▸ Problem details: Restate each line of the listing exactly, without carrying over any pictures.

▸ Entries provided:
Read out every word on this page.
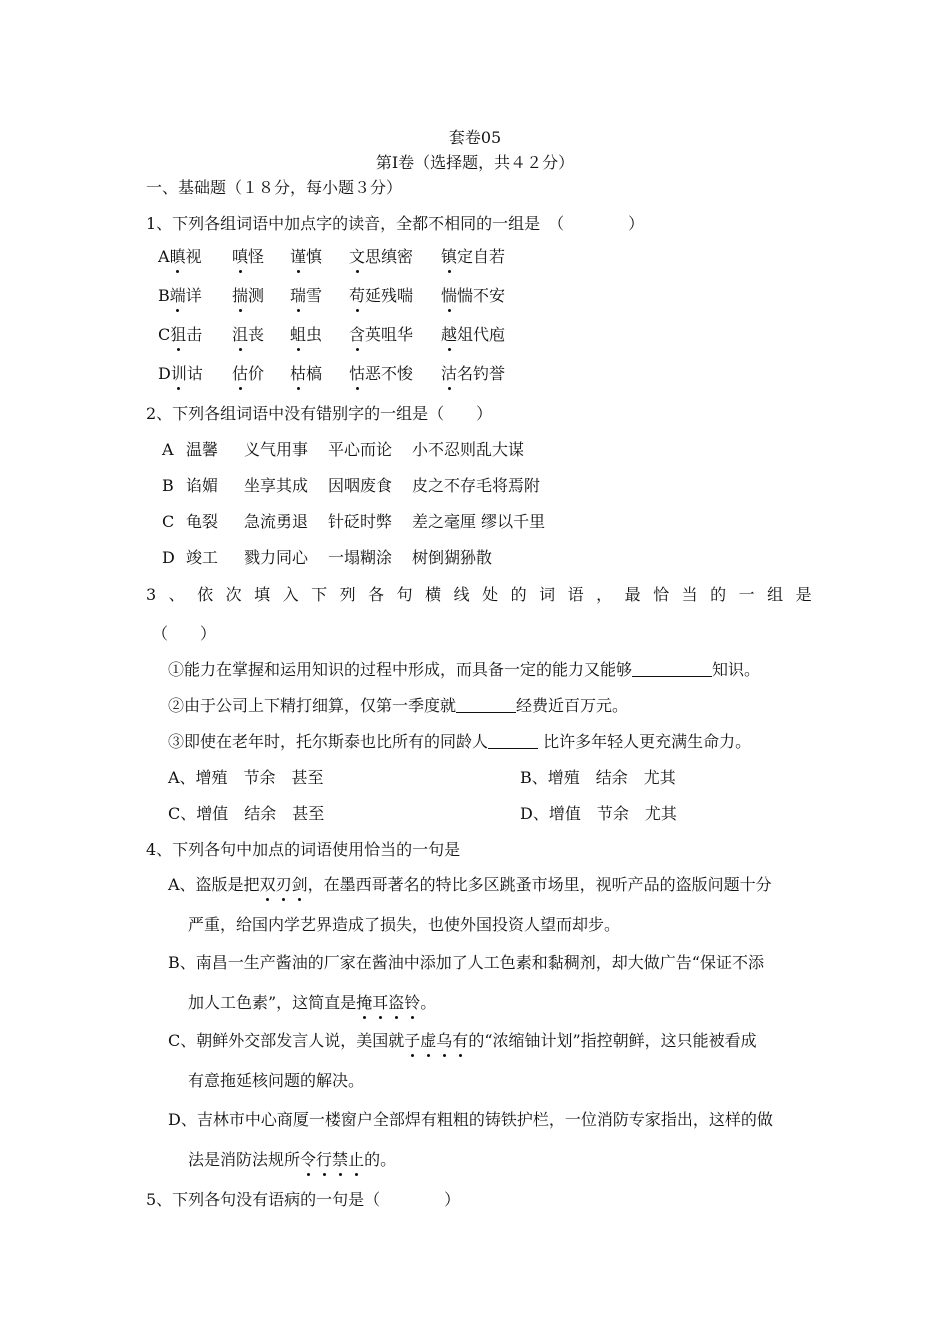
套卷05
第Ⅰ卷（选择题，共４２分）
一、基础题（１８分，每小题３分）
1、下列各组词语中加点字的读音，全都不相同的一组是　（　　　　）
A瞋视 嗔怪 谨慎 文思缜密 镇定自若
B端详 揣测 瑞雪 苟延残喘 惴惴不安
C狙击 沮丧 蛆虫 含英咀华 越俎代庖
D训诂 估价 枯槁 怙恶不悛 沽名钓誉
2、下列各组词语中没有错别字的一组是（　　）
A 温馨 义气用事 平心而论 小不忍则乱大谋
B 谄媚 坐享其成 因咽废食 皮之不存毛将焉附
C 龟裂 急流勇退 针砭时弊 差之毫厘 缪以千里
D 竣工 戮力同心 一塌糊涂 树倒猢狲散
3、依次填入下列各句横线处的词语，最恰当的一组是
（　　）
①能力在掌握和运用知识的过程中形成，而具备一定的能力又能够	知识。
②由于公司上下精打细算，仅第一季度就	经费近百万元。
③即使在老年时，托尔斯泰也比所有的同龄人	比许多年轻人更充满生命力。
A、增殖　节余　甚至	B、增殖　结余　尤其
C、增值　结余　甚至	D、增值　节余　尤其
4、下列各句中加点的词语使用恰当的一句是
A、盗版是把双刃剑，在墨西哥著名的特比多区跳蚤市场里，视听产品的盗版问题十分
严重，给国内学艺界造成了损失，也使外国投资人望而却步。
B、南昌一生产酱油的厂家在酱油中添加了人工色素和黏稠剂，却大做广告“保证不添
加人工色素”，这简直是掩耳盗铃。
C、朝鲜外交部发言人说，美国就子虚乌有的“浓缩铀计划”指控朝鲜，这只能被看成
有意拖延核问题的解决。
D、吉林市中心商厦一楼窗户全部焊有粗粗的铸铁护栏，一位消防专家指出，这样的做
法是消防法规所令行禁止的。
5、下列各句没有语病的一句是（　　　　）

▸ The output:
Read out every word on this page.
套卷05
第Ⅰ卷（选择题，共４２分）
一、基础题（１８分，每小题３分）
1、下列各组词语中加点字的读音，全都不相同的一组是　（　　　　）
A瞋视 嗔怪 谨慎 文思缜密 镇定自若
B端详 揣测 瑞雪 苟延残喘 惴惴不安
C狙击 沮丧 蛆虫 含英咀华 越俎代庖
D训诂 估价 枯槁 怙恶不悛 沽名钓誉
2、下列各组词语中没有错别字的一组是（　　）
A 温馨 义气用事 平心而论 小不忍则乱大谋
B 谄媚 坐享其成 因咽废食 皮之不存毛将焉附
C 龟裂 急流勇退 针砭时弊 差之毫厘 缪以千里
D 竣工 戮力同心 一塌糊涂 树倒猢狲散
3、依次填入下列各句横线处的词语，最恰当的一组是
（　　）
①能力在掌握和运用知识的过程中形成，而具备一定的能力又能够	知识。
②由于公司上下精打细算，仅第一季度就	经费近百万元。
③即使在老年时，托尔斯泰也比所有的同龄人	比许多年轻人更充满生命力。
A、增殖　节余　甚至	B、增殖　结余　尤其
C、增值　结余　甚至	D、增值　节余　尤其
4、下列各句中加点的词语使用恰当的一句是
A、盗版是把双刃剑，在墨西哥著名的特比多区跳蚤市场里，视听产品的盗版问题十分
严重，给国内学艺界造成了损失，也使外国投资人望而却步。
B、南昌一生产酱油的厂家在酱油中添加了人工色素和黏稠剂，却大做广告“保证不添
加人工色素”，这简直是掩耳盗铃。
C、朝鲜外交部发言人说，美国就子虚乌有的“浓缩铀计划”指控朝鲜，这只能被看成
有意拖延核问题的解决。
D、吉林市中心商厦一楼窗户全部焊有粗粗的铸铁护栏，一位消防专家指出，这样的做
法是消防法规所令行禁止的。
5、下列各句没有语病的一句是（　　　　）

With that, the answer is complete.